» **MATERIAL TO PROCESS**:
********
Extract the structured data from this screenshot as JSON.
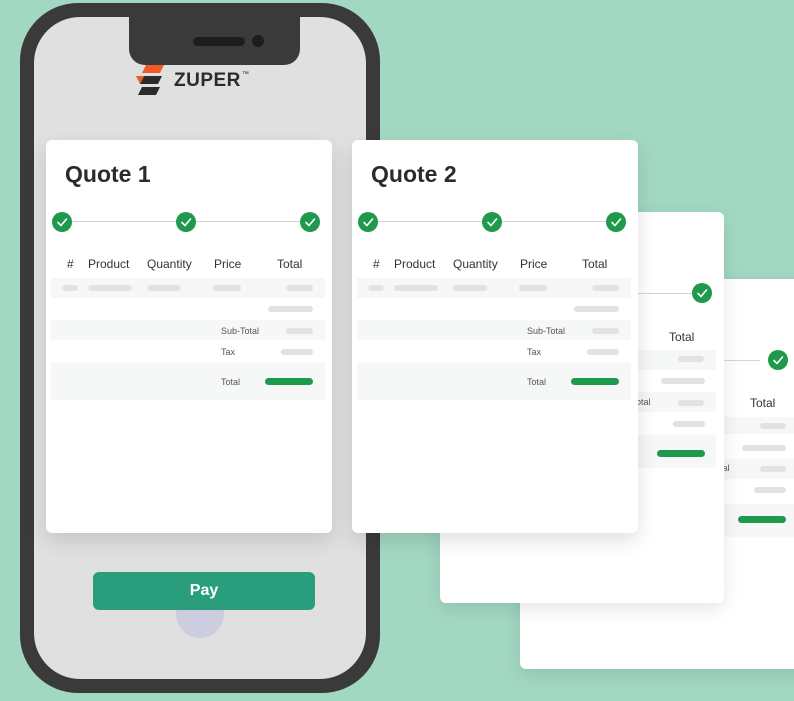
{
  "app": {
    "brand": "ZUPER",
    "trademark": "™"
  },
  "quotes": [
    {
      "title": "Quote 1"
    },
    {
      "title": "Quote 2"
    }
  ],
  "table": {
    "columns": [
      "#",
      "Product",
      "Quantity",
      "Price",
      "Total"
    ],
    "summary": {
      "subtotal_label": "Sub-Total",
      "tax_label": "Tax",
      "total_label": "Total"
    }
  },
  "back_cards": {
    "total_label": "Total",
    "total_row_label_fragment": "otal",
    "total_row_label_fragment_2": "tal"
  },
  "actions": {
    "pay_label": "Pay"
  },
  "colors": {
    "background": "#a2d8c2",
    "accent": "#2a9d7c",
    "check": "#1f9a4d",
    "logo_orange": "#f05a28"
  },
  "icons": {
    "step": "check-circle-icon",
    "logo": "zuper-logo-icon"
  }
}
********
» **STATED EXERCISE**: Determine the number of lines in these entries that contain the word "check", and write only that number.

» **ANSWER FOR THE TASK**: 2